= TASK DIRECTIONS =
Can you return, unchanged, the lines from the one that contains "Convert this document image to plain text." to the last line, with the pictures left out?

Extracted records
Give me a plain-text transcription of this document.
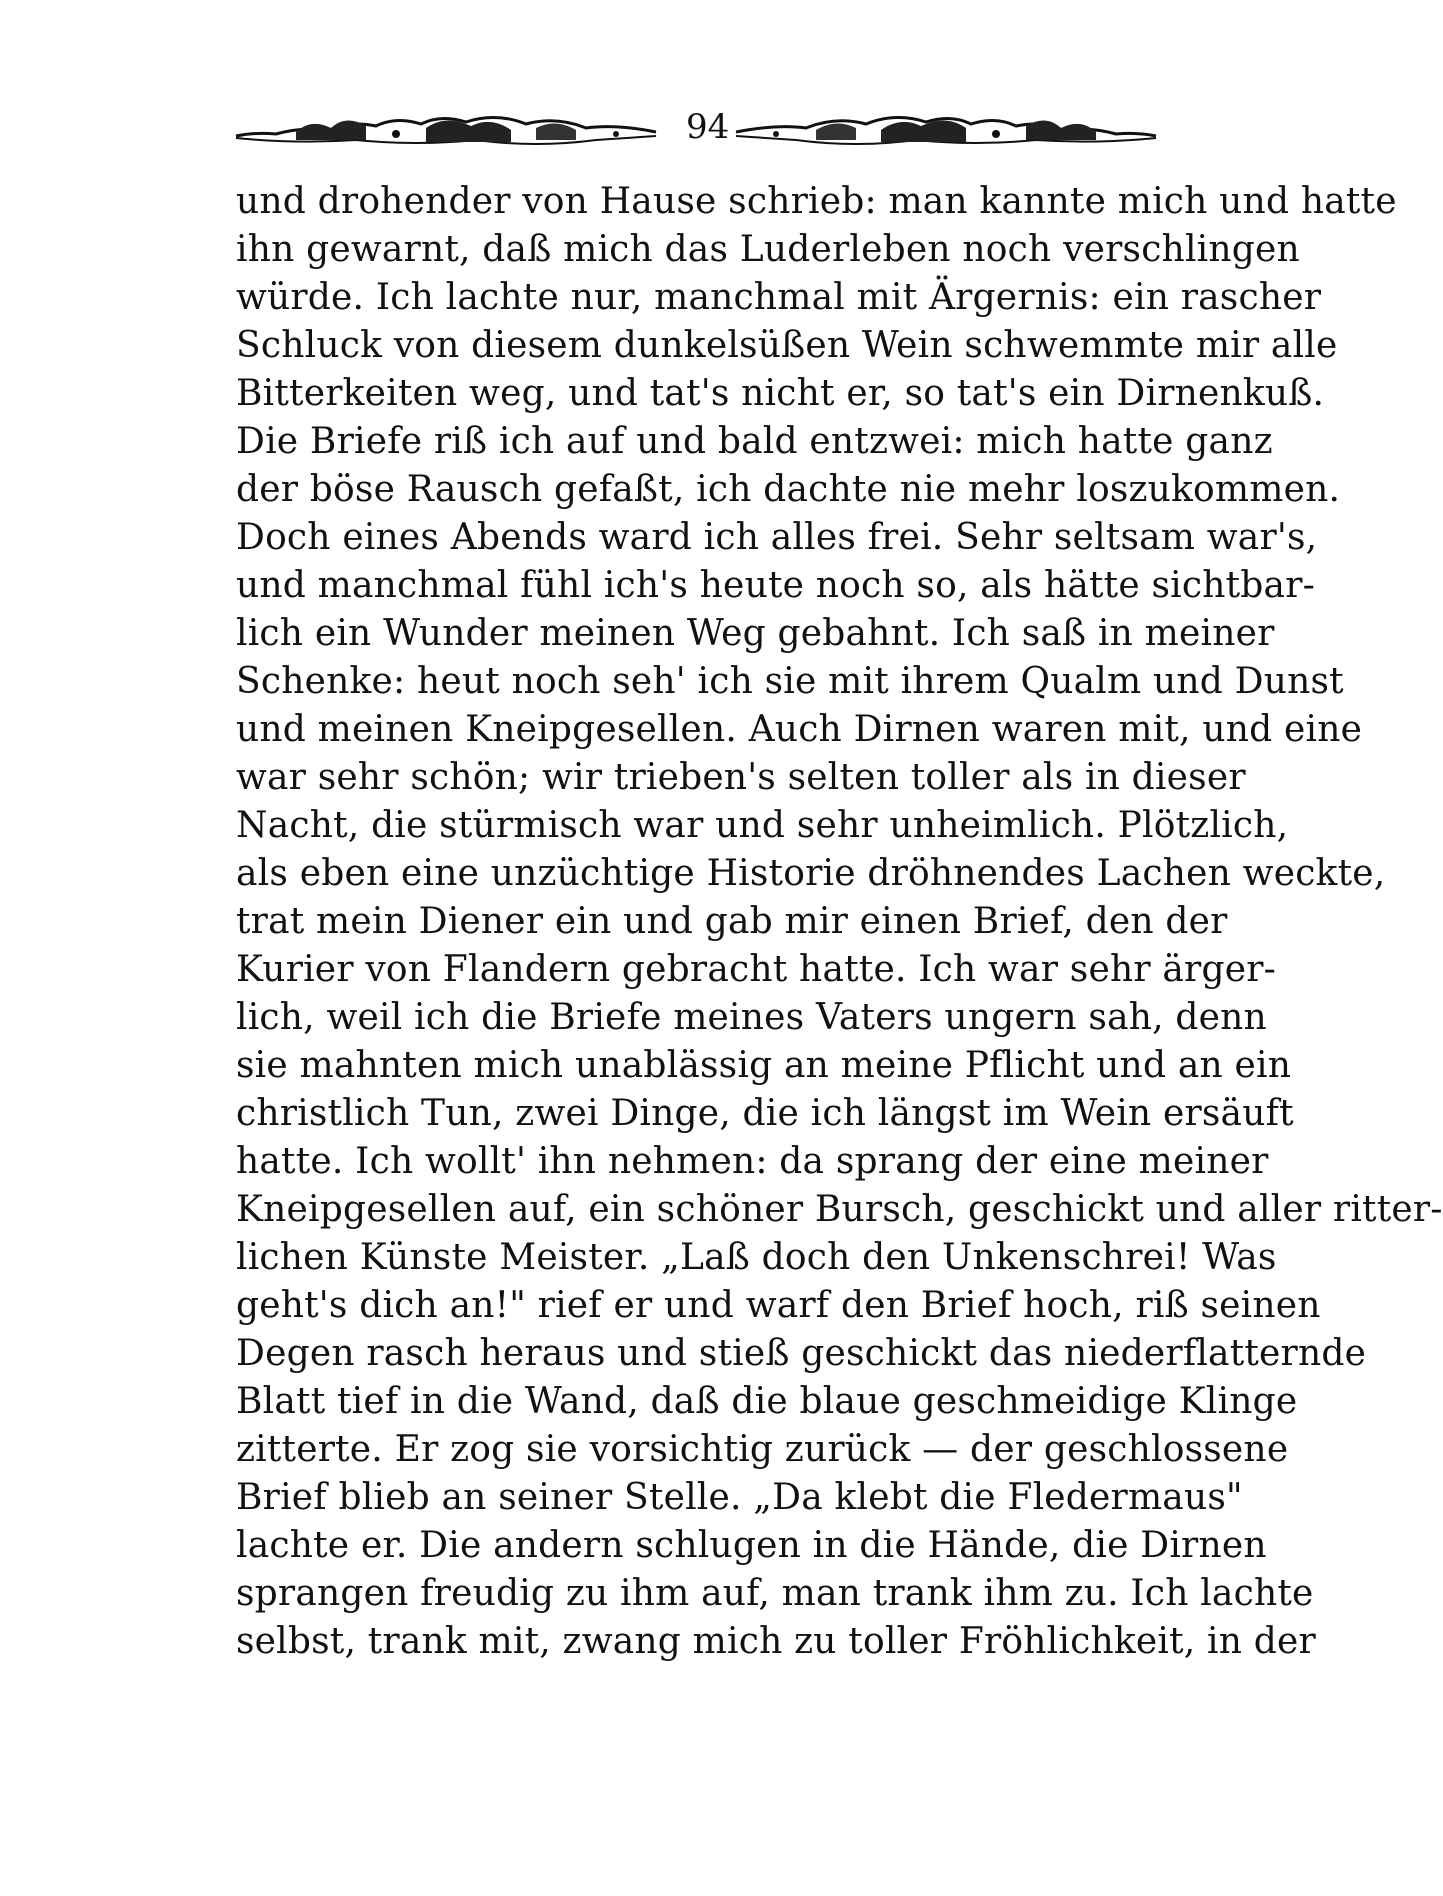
94
und drohender von Hause schrieb: man kannte mich und hatte
ihn gewarnt, daß mich das Luderleben noch verschlingen
würde. Ich lachte nur, manchmal mit Ärgernis: ein rascher
Schluck von diesem dunkelsüßen Wein schwemmte mir alle
Bitterkeiten weg, und tat's nicht er, so tat's ein Dirnenkuß.
Die Briefe riß ich auf und bald entzwei: mich hatte ganz
der böse Rausch gefaßt, ich dachte nie mehr loszukommen.
Doch eines Abends ward ich alles frei. Sehr seltsam war's,
und manchmal fühl ich's heute noch so, als hätte sichtbar-
lich ein Wunder meinen Weg gebahnt. Ich saß in meiner
Schenke: heut noch seh' ich sie mit ihrem Qualm und Dunst
und meinen Kneipgesellen. Auch Dirnen waren mit, und eine
war sehr schön; wir trieben's selten toller als in dieser
Nacht, die stürmisch war und sehr unheimlich. Plötzlich,
als eben eine unzüchtige Historie dröhnendes Lachen weckte,
trat mein Diener ein und gab mir einen Brief, den der
Kurier von Flandern gebracht hatte. Ich war sehr ärger-
lich, weil ich die Briefe meines Vaters ungern sah, denn
sie mahnten mich unablässig an meine Pflicht und an ein
christlich Tun, zwei Dinge, die ich längst im Wein ersäuft
hatte. Ich wollt' ihn nehmen: da sprang der eine meiner
Kneipgesellen auf, ein schöner Bursch, geschickt und aller ritter-
lichen Künste Meister. „Laß doch den Unkenschrei! Was
geht's dich an!" rief er und warf den Brief hoch, riß seinen
Degen rasch heraus und stieß geschickt das niederflatternde
Blatt tief in die Wand, daß die blaue geschmeidige Klinge
zitterte. Er zog sie vorsichtig zurück — der geschlossene
Brief blieb an seiner Stelle. „Da klebt die Fledermaus"
lachte er. Die andern schlugen in die Hände, die Dirnen
sprangen freudig zu ihm auf, man trank ihm zu. Ich lachte
selbst, trank mit, zwang mich zu toller Fröhlichkeit, in der
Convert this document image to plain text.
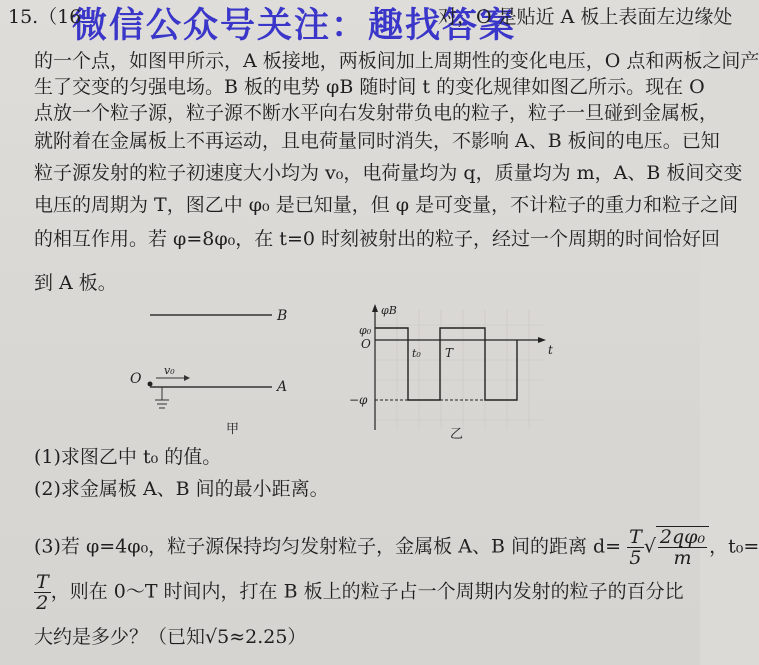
微信公众号关注：趣找答案
15.（16	对，O 是贴近 A 板上表面左边缘处
的一个点，如图甲所示，A 板接地，两板间加上周期性的变化电压，O 点和两板之间产
生了交变的匀强电场。B 板的电势 φB 随时间 t 的变化规律如图乙所示。现在 O
点放一个粒子源，粒子源不断水平向右发射带负电的粒子，粒子一旦碰到金属板，
就附着在金属板上不再运动，且电荷量同时消失，不影响 A、B 板间的电压。已知
粒子源发射的粒子初速度大小均为 v₀，电荷量均为 q，质量均为 m，A、B 板间交变
电压的周期为 T，图乙中 φ₀ 是已知量，但 φ 是可变量，不计粒子的重力和粒子之间
的相互作用。若 φ=8φ₀，在 t=0 时刻被射出的粒子，经过一个周期的时间恰好回
到 A 板。
B
A
O
v₀
甲
φB
φ₀
O
−φ
t
t₀ T
乙
(1)求图乙中 t₀ 的值。
(2)求金属板 A、B 间的最小距离。
(3)若 φ=4φ₀，粒子源保持均匀发射粒子，金属板 A、B 间的距离 $d= \frac{T}{5}$ √ $\frac{\text{2qφ₀}}{m}$ ，t₀=
$\frac{T}{2}$ ，则在 0～T 时间内，打在 B 板上的粒子占一个周期内发射的粒子的百分比
大约是多少？（已知√5≈2.25）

= SOLUTION TO THE EXERCISE =
Convert this document image to plain text.
微信公众号关注：趣找答案
15.（16	对，O 是贴近 A 板上表面左边缘处
的一个点，如图甲所示，A 板接地，两板间加上周期性的变化电压，O 点和两板之间产
生了交变的匀强电场。B 板的电势 φB 随时间 t 的变化规律如图乙所示。现在 O
点放一个粒子源，粒子源不断水平向右发射带负电的粒子，粒子一旦碰到金属板，
就附着在金属板上不再运动，且电荷量同时消失，不影响 A、B 板间的电压。已知
粒子源发射的粒子初速度大小均为 v₀，电荷量均为 q，质量均为 m，A、B 板间交变
电压的周期为 T，图乙中 φ₀ 是已知量，但 φ 是可变量，不计粒子的重力和粒子之间
的相互作用。若 φ=8φ₀，在 t=0 时刻被射出的粒子，经过一个周期的时间恰好回
到 A 板。
B
A
O
v₀
甲
φB
φ₀
O
−φ
t
t₀ T
乙
(1)求图乙中 t₀ 的值。
(2)求金属板 A、B 间的最小距离。
(3)若 φ=4φ₀，粒子源保持均匀发射粒子，金属板 A、B 间的距离 $d= \frac{T}{5}$ √ $\frac{\text{2qφ₀}}{m}$ ，t₀=
$\frac{T}{2}$ ，则在 0～T 时间内，打在 B 板上的粒子占一个周期内发射的粒子的百分比
大约是多少？（已知√5≈2.25）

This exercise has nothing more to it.